WHAT YOU SHOULD DO:
Exclude the pictures, then copy all remaining records exactly.

* START INFORMATION PROVIDED *

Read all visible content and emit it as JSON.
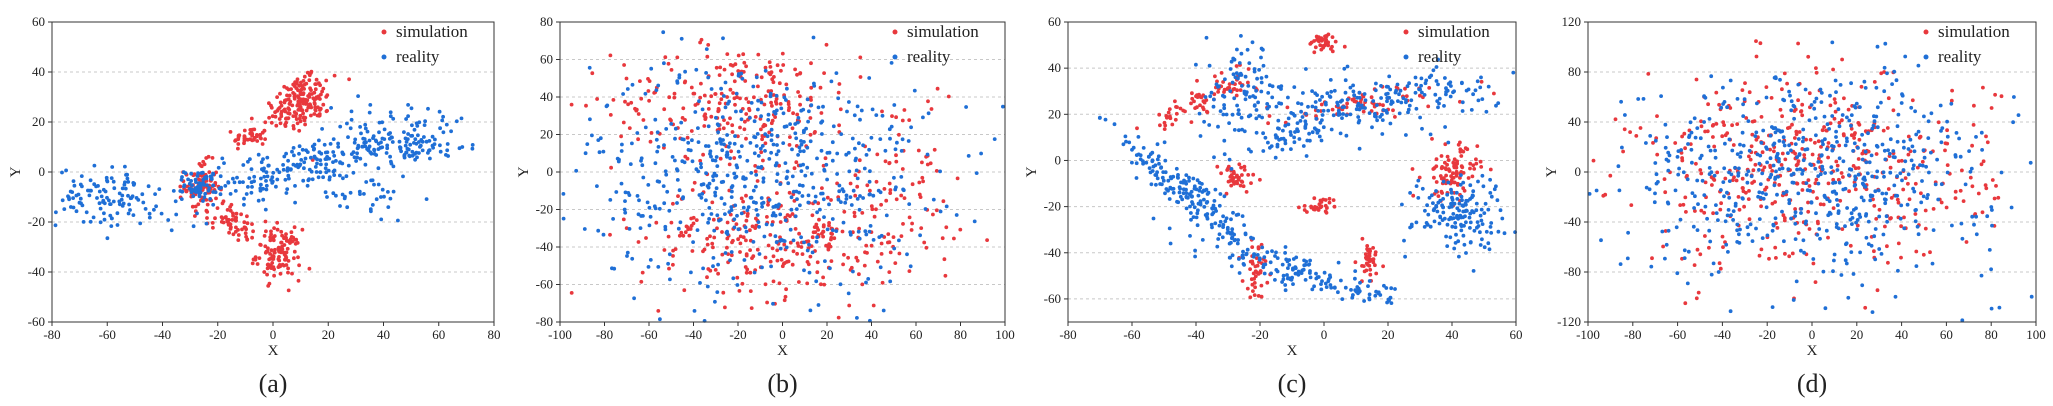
{
  "figure": {
    "colors": {
      "simulation": "#e8383d",
      "reality": "#1f6fd6",
      "grid": "#c8c8c8",
      "axis": "#333333"
    }
  },
  "chart_data": [
    {
      "type": "scatter",
      "panel_label": "(a)",
      "xlabel": "X",
      "ylabel": "Y",
      "xlim": [
        -80,
        80
      ],
      "ylim": [
        -60,
        60
      ],
      "xticks": [
        -80,
        -60,
        -40,
        -20,
        0,
        20,
        40,
        60,
        80
      ],
      "yticks": [
        -60,
        -40,
        -20,
        0,
        20,
        40,
        60
      ],
      "grid": "horizontal-dashed",
      "legend": "top-right",
      "series": [
        {
          "name": "simulation",
          "color": "#e8383d",
          "clusters": [
            {
              "x": 10,
              "y": 28,
              "sx": 7,
              "sy": 5,
              "n": 180,
              "angle": 38
            },
            {
              "x": -8,
              "y": 14,
              "sx": 3,
              "sy": 2,
              "n": 40,
              "angle": 0
            },
            {
              "x": -26,
              "y": -6,
              "sx": 3,
              "sy": 5,
              "n": 90,
              "angle": 0
            },
            {
              "x": -14,
              "y": -20,
              "sx": 5,
              "sy": 3,
              "n": 60,
              "angle": -30
            },
            {
              "x": 2,
              "y": -33,
              "sx": 4,
              "sy": 5,
              "n": 120,
              "angle": 0
            }
          ]
        },
        {
          "name": "reality",
          "color": "#1f6fd6",
          "clusters": [
            {
              "x": -60,
              "y": -10,
              "sx": 9,
              "sy": 6,
              "n": 110,
              "angle": 0
            },
            {
              "x": -26,
              "y": -5,
              "sx": 3,
              "sy": 3,
              "n": 60,
              "angle": 0
            },
            {
              "x": 10,
              "y": 2,
              "sx": 25,
              "sy": 5,
              "n": 220,
              "angle": 18
            },
            {
              "x": 50,
              "y": 10,
              "sx": 10,
              "sy": 3,
              "n": 80,
              "angle": 0
            },
            {
              "x": 28,
              "y": -10,
              "sx": 12,
              "sy": 5,
              "n": 40,
              "angle": 0
            },
            {
              "x": 45,
              "y": 20,
              "sx": 12,
              "sy": 5,
              "n": 30,
              "angle": 0
            }
          ]
        }
      ]
    },
    {
      "type": "scatter",
      "panel_label": "(b)",
      "xlabel": "X",
      "ylabel": "Y",
      "xlim": [
        -100,
        100
      ],
      "ylim": [
        -80,
        80
      ],
      "xticks": [
        -100,
        -80,
        -60,
        -40,
        -20,
        0,
        20,
        40,
        60,
        80,
        100
      ],
      "yticks": [
        -80,
        -60,
        -40,
        -20,
        0,
        20,
        40,
        60,
        80
      ],
      "grid": "horizontal-dashed",
      "legend": "top-right",
      "series": [
        {
          "name": "simulation",
          "color": "#e8383d",
          "clusters": [
            {
              "x": -20,
              "y": 38,
              "sx": 28,
              "sy": 15,
              "n": 240,
              "angle": 0
            },
            {
              "x": 0,
              "y": -35,
              "sx": 32,
              "sy": 16,
              "n": 300,
              "angle": 0
            },
            {
              "x": 55,
              "y": -5,
              "sx": 12,
              "sy": 25,
              "n": 60,
              "angle": 0
            }
          ]
        },
        {
          "name": "reality",
          "color": "#1f6fd6",
          "clusters": [
            {
              "x": -10,
              "y": 0,
              "sx": 38,
              "sy": 30,
              "n": 600,
              "angle": 0
            }
          ]
        }
      ]
    },
    {
      "type": "scatter",
      "panel_label": "(c)",
      "xlabel": "X",
      "ylabel": "Y",
      "xlim": [
        -80,
        60
      ],
      "ylim": [
        -70,
        60
      ],
      "xticks": [
        -80,
        -60,
        -40,
        -20,
        0,
        20,
        40,
        60
      ],
      "yticks": [
        -60,
        -40,
        -20,
        0,
        20,
        40,
        60
      ],
      "grid": "horizontal-dashed",
      "legend": "top-right",
      "series": [
        {
          "name": "simulation",
          "color": "#e8383d",
          "clusters": [
            {
              "x": 0,
              "y": 51,
              "sx": 2.5,
              "sy": 2,
              "n": 40,
              "angle": 0
            },
            {
              "x": -42,
              "y": 24,
              "sx": 6,
              "sy": 2.5,
              "n": 50,
              "angle": 35
            },
            {
              "x": -29,
              "y": 33,
              "sx": 4,
              "sy": 3,
              "n": 30,
              "angle": 0
            },
            {
              "x": -28,
              "y": -8,
              "sx": 3.5,
              "sy": 3.5,
              "n": 40,
              "angle": 0
            },
            {
              "x": 15,
              "y": 25,
              "sx": 15,
              "sy": 3,
              "n": 70,
              "angle": 12
            },
            {
              "x": 40,
              "y": -5,
              "sx": 4,
              "sy": 6,
              "n": 100,
              "angle": 0
            },
            {
              "x": -4,
              "y": -21,
              "sx": 2.5,
              "sy": 1,
              "n": 15,
              "angle": 0
            },
            {
              "x": 0,
              "y": -19,
              "sx": 1.5,
              "sy": 1.5,
              "n": 15,
              "angle": 0
            },
            {
              "x": -21,
              "y": -47,
              "sx": 2,
              "sy": 6,
              "n": 40,
              "angle": 0
            },
            {
              "x": 14,
              "y": -43,
              "sx": 2,
              "sy": 5,
              "n": 40,
              "angle": 0
            }
          ]
        },
        {
          "name": "reality",
          "color": "#1f6fd6",
          "clusters": [
            {
              "x": -42,
              "y": -15,
              "sx": 20,
              "sy": 3,
              "n": 200,
              "angle": -50
            },
            {
              "x": -5,
              "y": -50,
              "sx": 18,
              "sy": 3,
              "n": 140,
              "angle": -22
            },
            {
              "x": -25,
              "y": 30,
              "sx": 6,
              "sy": 10,
              "n": 90,
              "angle": 0
            },
            {
              "x": -12,
              "y": 10,
              "sx": 8,
              "sy": 3,
              "n": 50,
              "angle": 30
            },
            {
              "x": 15,
              "y": 25,
              "sx": 20,
              "sy": 6,
              "n": 220,
              "angle": 10
            },
            {
              "x": 42,
              "y": -22,
              "sx": 7,
              "sy": 8,
              "n": 160,
              "angle": 0
            }
          ]
        }
      ]
    },
    {
      "type": "scatter",
      "panel_label": "(d)",
      "xlabel": "X",
      "ylabel": "Y",
      "xlim": [
        -100,
        100
      ],
      "ylim": [
        -120,
        120
      ],
      "xticks": [
        -100,
        -80,
        -60,
        -40,
        -20,
        0,
        20,
        40,
        60,
        80,
        100
      ],
      "yticks": [
        -120,
        -80,
        -40,
        0,
        40,
        80,
        120
      ],
      "grid": "horizontal-dashed",
      "legend": "top-right",
      "series": [
        {
          "name": "simulation",
          "color": "#e8383d",
          "clusters": [
            {
              "x": 0,
              "y": 0,
              "sx": 40,
              "sy": 38,
              "n": 480,
              "angle": 0
            }
          ]
        },
        {
          "name": "reality",
          "color": "#1f6fd6",
          "clusters": [
            {
              "x": 0,
              "y": 0,
              "sx": 42,
              "sy": 40,
              "n": 620,
              "angle": 0
            }
          ]
        }
      ]
    }
  ]
}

* END INFORMATION PROVIDED *

RESPONSE:
Read all visible content and emit it as JSON.
{
  "figure": {
    "colors": {
      "simulation": "#e8383d",
      "reality": "#1f6fd6",
      "grid": "#c8c8c8",
      "axis": "#333333"
    }
  },
  "chart_data": [
    {
      "type": "scatter",
      "panel_label": "(a)",
      "xlabel": "X",
      "ylabel": "Y",
      "xlim": [
        -80,
        80
      ],
      "ylim": [
        -60,
        60
      ],
      "xticks": [
        -80,
        -60,
        -40,
        -20,
        0,
        20,
        40,
        60,
        80
      ],
      "yticks": [
        -60,
        -40,
        -20,
        0,
        20,
        40,
        60
      ],
      "grid": "horizontal-dashed",
      "legend": "top-right",
      "series": [
        {
          "name": "simulation",
          "color": "#e8383d",
          "clusters": [
            {
              "x": 10,
              "y": 28,
              "sx": 7,
              "sy": 5,
              "n": 180,
              "angle": 38
            },
            {
              "x": -8,
              "y": 14,
              "sx": 3,
              "sy": 2,
              "n": 40,
              "angle": 0
            },
            {
              "x": -26,
              "y": -6,
              "sx": 3,
              "sy": 5,
              "n": 90,
              "angle": 0
            },
            {
              "x": -14,
              "y": -20,
              "sx": 5,
              "sy": 3,
              "n": 60,
              "angle": -30
            },
            {
              "x": 2,
              "y": -33,
              "sx": 4,
              "sy": 5,
              "n": 120,
              "angle": 0
            }
          ]
        },
        {
          "name": "reality",
          "color": "#1f6fd6",
          "clusters": [
            {
              "x": -60,
              "y": -10,
              "sx": 9,
              "sy": 6,
              "n": 110,
              "angle": 0
            },
            {
              "x": -26,
              "y": -5,
              "sx": 3,
              "sy": 3,
              "n": 60,
              "angle": 0
            },
            {
              "x": 10,
              "y": 2,
              "sx": 25,
              "sy": 5,
              "n": 220,
              "angle": 18
            },
            {
              "x": 50,
              "y": 10,
              "sx": 10,
              "sy": 3,
              "n": 80,
              "angle": 0
            },
            {
              "x": 28,
              "y": -10,
              "sx": 12,
              "sy": 5,
              "n": 40,
              "angle": 0
            },
            {
              "x": 45,
              "y": 20,
              "sx": 12,
              "sy": 5,
              "n": 30,
              "angle": 0
            }
          ]
        }
      ]
    },
    {
      "type": "scatter",
      "panel_label": "(b)",
      "xlabel": "X",
      "ylabel": "Y",
      "xlim": [
        -100,
        100
      ],
      "ylim": [
        -80,
        80
      ],
      "xticks": [
        -100,
        -80,
        -60,
        -40,
        -20,
        0,
        20,
        40,
        60,
        80,
        100
      ],
      "yticks": [
        -80,
        -60,
        -40,
        -20,
        0,
        20,
        40,
        60,
        80
      ],
      "grid": "horizontal-dashed",
      "legend": "top-right",
      "series": [
        {
          "name": "simulation",
          "color": "#e8383d",
          "clusters": [
            {
              "x": -20,
              "y": 38,
              "sx": 28,
              "sy": 15,
              "n": 240,
              "angle": 0
            },
            {
              "x": 0,
              "y": -35,
              "sx": 32,
              "sy": 16,
              "n": 300,
              "angle": 0
            },
            {
              "x": 55,
              "y": -5,
              "sx": 12,
              "sy": 25,
              "n": 60,
              "angle": 0
            }
          ]
        },
        {
          "name": "reality",
          "color": "#1f6fd6",
          "clusters": [
            {
              "x": -10,
              "y": 0,
              "sx": 38,
              "sy": 30,
              "n": 600,
              "angle": 0
            }
          ]
        }
      ]
    },
    {
      "type": "scatter",
      "panel_label": "(c)",
      "xlabel": "X",
      "ylabel": "Y",
      "xlim": [
        -80,
        60
      ],
      "ylim": [
        -70,
        60
      ],
      "xticks": [
        -80,
        -60,
        -40,
        -20,
        0,
        20,
        40,
        60
      ],
      "yticks": [
        -60,
        -40,
        -20,
        0,
        20,
        40,
        60
      ],
      "grid": "horizontal-dashed",
      "legend": "top-right",
      "series": [
        {
          "name": "simulation",
          "color": "#e8383d",
          "clusters": [
            {
              "x": 0,
              "y": 51,
              "sx": 2.5,
              "sy": 2,
              "n": 40,
              "angle": 0
            },
            {
              "x": -42,
              "y": 24,
              "sx": 6,
              "sy": 2.5,
              "n": 50,
              "angle": 35
            },
            {
              "x": -29,
              "y": 33,
              "sx": 4,
              "sy": 3,
              "n": 30,
              "angle": 0
            },
            {
              "x": -28,
              "y": -8,
              "sx": 3.5,
              "sy": 3.5,
              "n": 40,
              "angle": 0
            },
            {
              "x": 15,
              "y": 25,
              "sx": 15,
              "sy": 3,
              "n": 70,
              "angle": 12
            },
            {
              "x": 40,
              "y": -5,
              "sx": 4,
              "sy": 6,
              "n": 100,
              "angle": 0
            },
            {
              "x": -4,
              "y": -21,
              "sx": 2.5,
              "sy": 1,
              "n": 15,
              "angle": 0
            },
            {
              "x": 0,
              "y": -19,
              "sx": 1.5,
              "sy": 1.5,
              "n": 15,
              "angle": 0
            },
            {
              "x": -21,
              "y": -47,
              "sx": 2,
              "sy": 6,
              "n": 40,
              "angle": 0
            },
            {
              "x": 14,
              "y": -43,
              "sx": 2,
              "sy": 5,
              "n": 40,
              "angle": 0
            }
          ]
        },
        {
          "name": "reality",
          "color": "#1f6fd6",
          "clusters": [
            {
              "x": -42,
              "y": -15,
              "sx": 20,
              "sy": 3,
              "n": 200,
              "angle": -50
            },
            {
              "x": -5,
              "y": -50,
              "sx": 18,
              "sy": 3,
              "n": 140,
              "angle": -22
            },
            {
              "x": -25,
              "y": 30,
              "sx": 6,
              "sy": 10,
              "n": 90,
              "angle": 0
            },
            {
              "x": -12,
              "y": 10,
              "sx": 8,
              "sy": 3,
              "n": 50,
              "angle": 30
            },
            {
              "x": 15,
              "y": 25,
              "sx": 20,
              "sy": 6,
              "n": 220,
              "angle": 10
            },
            {
              "x": 42,
              "y": -22,
              "sx": 7,
              "sy": 8,
              "n": 160,
              "angle": 0
            }
          ]
        }
      ]
    },
    {
      "type": "scatter",
      "panel_label": "(d)",
      "xlabel": "X",
      "ylabel": "Y",
      "xlim": [
        -100,
        100
      ],
      "ylim": [
        -120,
        120
      ],
      "xticks": [
        -100,
        -80,
        -60,
        -40,
        -20,
        0,
        20,
        40,
        60,
        80,
        100
      ],
      "yticks": [
        -120,
        -80,
        -40,
        0,
        40,
        80,
        120
      ],
      "grid": "horizontal-dashed",
      "legend": "top-right",
      "series": [
        {
          "name": "simulation",
          "color": "#e8383d",
          "clusters": [
            {
              "x": 0,
              "y": 0,
              "sx": 40,
              "sy": 38,
              "n": 480,
              "angle": 0
            }
          ]
        },
        {
          "name": "reality",
          "color": "#1f6fd6",
          "clusters": [
            {
              "x": 0,
              "y": 0,
              "sx": 42,
              "sy": 40,
              "n": 620,
              "angle": 0
            }
          ]
        }
      ]
    }
  ]
}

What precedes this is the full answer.